● **Excerpt from a dataset**
▬▬▬▬▬▬
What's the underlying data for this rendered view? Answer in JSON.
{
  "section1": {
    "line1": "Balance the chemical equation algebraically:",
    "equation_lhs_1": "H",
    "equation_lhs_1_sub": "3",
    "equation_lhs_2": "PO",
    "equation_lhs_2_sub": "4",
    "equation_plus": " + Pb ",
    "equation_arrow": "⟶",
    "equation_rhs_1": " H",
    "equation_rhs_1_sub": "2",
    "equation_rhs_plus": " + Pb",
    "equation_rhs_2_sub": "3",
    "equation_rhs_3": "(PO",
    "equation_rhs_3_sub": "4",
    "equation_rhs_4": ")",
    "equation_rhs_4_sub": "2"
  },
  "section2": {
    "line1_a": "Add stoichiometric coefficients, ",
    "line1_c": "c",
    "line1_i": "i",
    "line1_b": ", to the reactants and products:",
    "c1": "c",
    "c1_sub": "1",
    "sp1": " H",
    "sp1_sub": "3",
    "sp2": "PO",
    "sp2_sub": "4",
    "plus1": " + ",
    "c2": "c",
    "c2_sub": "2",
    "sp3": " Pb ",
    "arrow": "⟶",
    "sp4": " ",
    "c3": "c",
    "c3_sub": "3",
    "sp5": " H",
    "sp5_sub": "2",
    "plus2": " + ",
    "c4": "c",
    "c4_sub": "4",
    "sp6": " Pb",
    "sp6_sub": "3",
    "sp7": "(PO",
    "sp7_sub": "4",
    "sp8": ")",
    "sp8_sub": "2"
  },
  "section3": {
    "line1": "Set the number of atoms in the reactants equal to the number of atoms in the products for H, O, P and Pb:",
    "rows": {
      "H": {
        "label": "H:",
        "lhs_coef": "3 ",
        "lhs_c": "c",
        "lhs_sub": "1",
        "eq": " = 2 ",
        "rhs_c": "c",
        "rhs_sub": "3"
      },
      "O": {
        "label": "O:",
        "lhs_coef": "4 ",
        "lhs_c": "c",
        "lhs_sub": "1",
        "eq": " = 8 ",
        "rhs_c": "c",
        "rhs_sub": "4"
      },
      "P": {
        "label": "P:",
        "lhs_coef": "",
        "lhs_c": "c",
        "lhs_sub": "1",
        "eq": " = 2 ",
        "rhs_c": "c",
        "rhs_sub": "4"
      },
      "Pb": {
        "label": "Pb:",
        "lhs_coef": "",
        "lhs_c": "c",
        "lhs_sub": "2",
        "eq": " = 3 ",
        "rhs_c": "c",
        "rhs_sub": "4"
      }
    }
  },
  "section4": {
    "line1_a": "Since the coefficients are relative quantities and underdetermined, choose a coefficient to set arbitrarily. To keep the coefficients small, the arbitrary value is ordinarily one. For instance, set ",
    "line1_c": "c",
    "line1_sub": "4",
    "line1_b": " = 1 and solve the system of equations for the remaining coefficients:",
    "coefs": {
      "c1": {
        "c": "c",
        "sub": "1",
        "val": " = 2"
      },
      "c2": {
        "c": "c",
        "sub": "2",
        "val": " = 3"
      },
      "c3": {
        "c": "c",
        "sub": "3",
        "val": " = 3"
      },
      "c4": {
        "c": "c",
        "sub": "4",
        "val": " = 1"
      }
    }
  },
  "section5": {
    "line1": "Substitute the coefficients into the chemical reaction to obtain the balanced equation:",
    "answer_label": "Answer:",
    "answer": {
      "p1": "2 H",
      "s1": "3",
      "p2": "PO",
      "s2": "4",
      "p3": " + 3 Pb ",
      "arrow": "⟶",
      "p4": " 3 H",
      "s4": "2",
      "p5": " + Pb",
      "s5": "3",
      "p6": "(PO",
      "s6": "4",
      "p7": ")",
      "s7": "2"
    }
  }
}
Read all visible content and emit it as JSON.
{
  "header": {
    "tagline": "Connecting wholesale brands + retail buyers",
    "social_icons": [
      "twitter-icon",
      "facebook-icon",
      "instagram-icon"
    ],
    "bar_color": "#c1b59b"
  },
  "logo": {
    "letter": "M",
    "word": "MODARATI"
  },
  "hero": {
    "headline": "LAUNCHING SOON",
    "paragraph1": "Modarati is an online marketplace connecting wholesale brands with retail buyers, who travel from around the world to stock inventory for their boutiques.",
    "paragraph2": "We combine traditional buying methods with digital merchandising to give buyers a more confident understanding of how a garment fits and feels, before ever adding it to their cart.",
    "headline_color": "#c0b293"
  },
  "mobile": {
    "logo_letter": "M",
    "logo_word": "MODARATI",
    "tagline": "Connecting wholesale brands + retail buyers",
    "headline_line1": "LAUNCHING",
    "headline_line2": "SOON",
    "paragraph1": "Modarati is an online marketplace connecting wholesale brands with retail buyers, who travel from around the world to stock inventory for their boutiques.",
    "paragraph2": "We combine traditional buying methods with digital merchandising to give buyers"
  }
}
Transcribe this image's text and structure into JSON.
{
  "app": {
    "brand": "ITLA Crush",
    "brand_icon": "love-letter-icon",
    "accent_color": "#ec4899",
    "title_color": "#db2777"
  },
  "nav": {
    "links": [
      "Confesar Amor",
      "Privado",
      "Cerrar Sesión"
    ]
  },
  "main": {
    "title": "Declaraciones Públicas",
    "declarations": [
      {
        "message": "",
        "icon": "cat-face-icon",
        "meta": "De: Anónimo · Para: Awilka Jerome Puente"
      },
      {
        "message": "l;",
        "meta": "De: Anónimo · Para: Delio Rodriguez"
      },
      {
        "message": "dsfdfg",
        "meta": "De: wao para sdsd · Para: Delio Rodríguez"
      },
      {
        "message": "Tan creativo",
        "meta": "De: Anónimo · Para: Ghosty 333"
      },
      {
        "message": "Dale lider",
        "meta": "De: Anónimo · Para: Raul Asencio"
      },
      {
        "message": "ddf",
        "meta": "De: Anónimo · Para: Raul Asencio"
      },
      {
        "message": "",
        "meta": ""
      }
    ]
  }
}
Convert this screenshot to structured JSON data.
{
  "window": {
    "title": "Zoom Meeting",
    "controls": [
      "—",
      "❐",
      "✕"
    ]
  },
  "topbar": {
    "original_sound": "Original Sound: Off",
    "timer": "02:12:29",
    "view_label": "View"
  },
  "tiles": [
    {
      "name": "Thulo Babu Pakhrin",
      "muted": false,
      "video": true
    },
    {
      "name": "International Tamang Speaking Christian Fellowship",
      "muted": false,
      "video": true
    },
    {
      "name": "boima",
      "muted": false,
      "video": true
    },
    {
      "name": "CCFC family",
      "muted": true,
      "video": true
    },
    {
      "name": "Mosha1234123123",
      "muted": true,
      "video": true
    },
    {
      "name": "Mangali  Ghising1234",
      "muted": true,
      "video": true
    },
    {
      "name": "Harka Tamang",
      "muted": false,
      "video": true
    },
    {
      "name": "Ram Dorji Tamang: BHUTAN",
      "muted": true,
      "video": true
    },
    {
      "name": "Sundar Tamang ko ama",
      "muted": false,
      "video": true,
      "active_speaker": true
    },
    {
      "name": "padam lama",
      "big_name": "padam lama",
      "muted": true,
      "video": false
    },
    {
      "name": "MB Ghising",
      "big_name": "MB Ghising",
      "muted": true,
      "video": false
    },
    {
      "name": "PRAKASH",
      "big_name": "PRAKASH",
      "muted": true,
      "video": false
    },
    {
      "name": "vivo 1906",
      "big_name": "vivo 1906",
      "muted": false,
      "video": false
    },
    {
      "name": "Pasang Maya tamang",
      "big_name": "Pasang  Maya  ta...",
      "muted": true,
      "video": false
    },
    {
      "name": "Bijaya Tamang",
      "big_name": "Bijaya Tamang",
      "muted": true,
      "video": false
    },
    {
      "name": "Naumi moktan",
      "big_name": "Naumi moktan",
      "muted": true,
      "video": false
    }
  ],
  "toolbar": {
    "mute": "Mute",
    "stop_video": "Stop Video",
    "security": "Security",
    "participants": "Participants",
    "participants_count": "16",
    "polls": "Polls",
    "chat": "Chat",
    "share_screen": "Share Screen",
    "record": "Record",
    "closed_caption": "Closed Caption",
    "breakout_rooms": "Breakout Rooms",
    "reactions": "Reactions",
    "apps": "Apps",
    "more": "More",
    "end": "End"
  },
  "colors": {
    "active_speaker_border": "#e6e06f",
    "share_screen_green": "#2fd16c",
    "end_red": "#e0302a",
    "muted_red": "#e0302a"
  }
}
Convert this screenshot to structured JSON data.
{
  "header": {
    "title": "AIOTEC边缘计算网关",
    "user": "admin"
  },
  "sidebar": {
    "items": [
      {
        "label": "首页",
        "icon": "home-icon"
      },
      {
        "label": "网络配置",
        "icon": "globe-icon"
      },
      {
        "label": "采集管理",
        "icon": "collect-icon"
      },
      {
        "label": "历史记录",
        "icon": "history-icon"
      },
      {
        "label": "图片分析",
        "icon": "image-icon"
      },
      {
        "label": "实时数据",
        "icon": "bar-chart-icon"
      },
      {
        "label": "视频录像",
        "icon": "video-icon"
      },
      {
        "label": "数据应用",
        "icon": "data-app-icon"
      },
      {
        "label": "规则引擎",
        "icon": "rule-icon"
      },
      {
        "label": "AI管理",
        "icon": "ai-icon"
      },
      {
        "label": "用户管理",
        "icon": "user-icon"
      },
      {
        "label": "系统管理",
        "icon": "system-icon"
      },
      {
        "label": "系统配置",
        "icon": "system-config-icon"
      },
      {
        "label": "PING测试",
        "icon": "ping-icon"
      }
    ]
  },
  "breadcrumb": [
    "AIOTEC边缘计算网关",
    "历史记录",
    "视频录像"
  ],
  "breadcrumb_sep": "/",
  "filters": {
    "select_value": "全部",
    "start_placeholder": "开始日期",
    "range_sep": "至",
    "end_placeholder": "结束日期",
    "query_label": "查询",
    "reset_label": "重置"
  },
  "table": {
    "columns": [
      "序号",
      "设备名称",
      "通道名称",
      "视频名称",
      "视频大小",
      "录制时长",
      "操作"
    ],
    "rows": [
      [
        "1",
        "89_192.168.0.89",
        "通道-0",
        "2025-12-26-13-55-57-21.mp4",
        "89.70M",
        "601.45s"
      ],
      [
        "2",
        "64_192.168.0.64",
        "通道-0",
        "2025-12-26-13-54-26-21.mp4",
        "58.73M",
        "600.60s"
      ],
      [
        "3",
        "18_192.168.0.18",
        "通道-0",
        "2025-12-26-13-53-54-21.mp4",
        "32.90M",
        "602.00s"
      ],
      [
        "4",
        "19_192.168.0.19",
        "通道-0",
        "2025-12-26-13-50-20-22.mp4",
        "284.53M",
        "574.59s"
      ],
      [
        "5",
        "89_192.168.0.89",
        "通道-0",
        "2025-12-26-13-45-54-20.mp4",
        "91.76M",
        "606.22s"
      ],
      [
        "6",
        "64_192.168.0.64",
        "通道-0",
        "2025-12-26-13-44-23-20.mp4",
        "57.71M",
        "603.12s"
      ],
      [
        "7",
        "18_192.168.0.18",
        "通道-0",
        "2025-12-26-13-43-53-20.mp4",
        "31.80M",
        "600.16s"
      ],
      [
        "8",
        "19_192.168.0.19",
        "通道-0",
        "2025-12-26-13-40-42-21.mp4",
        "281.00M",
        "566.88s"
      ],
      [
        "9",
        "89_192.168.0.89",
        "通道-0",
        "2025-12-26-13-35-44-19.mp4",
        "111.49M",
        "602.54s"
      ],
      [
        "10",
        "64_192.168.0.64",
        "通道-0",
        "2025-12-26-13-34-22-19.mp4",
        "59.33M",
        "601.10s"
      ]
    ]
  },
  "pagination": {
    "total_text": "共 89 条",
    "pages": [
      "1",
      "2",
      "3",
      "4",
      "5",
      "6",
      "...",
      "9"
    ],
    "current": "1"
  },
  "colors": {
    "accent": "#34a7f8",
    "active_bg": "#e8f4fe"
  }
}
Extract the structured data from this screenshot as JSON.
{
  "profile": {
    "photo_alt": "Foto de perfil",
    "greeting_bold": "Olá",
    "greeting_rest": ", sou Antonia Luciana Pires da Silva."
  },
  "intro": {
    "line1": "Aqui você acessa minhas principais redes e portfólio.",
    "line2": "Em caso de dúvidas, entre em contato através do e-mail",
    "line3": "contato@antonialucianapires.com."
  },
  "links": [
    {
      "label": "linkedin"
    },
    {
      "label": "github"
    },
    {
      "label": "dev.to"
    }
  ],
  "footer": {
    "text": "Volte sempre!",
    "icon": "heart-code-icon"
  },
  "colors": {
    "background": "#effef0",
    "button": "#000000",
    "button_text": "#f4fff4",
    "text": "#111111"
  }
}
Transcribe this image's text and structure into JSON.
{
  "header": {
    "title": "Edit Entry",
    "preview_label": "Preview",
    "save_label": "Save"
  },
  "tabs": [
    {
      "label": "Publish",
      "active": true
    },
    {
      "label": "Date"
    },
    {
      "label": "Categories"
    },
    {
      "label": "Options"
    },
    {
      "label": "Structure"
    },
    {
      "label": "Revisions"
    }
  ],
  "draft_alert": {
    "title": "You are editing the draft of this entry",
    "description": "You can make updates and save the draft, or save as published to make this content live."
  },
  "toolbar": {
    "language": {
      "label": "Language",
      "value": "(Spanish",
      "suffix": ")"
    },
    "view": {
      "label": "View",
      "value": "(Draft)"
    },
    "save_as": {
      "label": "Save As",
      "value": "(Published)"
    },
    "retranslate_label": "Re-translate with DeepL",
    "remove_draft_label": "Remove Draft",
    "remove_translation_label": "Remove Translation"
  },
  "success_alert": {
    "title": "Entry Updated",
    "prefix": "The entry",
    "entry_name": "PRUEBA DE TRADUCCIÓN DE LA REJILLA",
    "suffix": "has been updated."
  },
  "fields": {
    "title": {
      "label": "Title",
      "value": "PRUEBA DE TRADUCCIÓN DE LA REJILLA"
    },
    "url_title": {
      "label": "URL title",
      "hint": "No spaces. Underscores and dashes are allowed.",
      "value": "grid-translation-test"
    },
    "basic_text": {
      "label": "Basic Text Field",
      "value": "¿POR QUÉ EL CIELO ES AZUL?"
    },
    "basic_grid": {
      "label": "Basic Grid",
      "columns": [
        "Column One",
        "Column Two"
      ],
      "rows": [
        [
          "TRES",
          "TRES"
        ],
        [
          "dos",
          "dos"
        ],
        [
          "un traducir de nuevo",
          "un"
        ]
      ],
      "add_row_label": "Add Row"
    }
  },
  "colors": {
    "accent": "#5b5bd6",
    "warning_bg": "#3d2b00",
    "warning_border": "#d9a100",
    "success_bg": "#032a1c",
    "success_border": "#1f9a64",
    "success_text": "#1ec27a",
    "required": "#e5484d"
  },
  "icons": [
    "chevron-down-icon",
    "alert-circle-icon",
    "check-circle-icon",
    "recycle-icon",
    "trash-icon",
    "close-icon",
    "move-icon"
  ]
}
▬▬▬▬▬▬
● **EXERCISE TASK**
Copy out every line holding the string "more".

● **SOLUTION TO THE EXERCISE**
    "paragraph2": "We combine traditional buying methods with digital merchandising to give buyers a more confident understanding of how a garment fits and feels, before ever adding it to their cart.",
    "more": "More",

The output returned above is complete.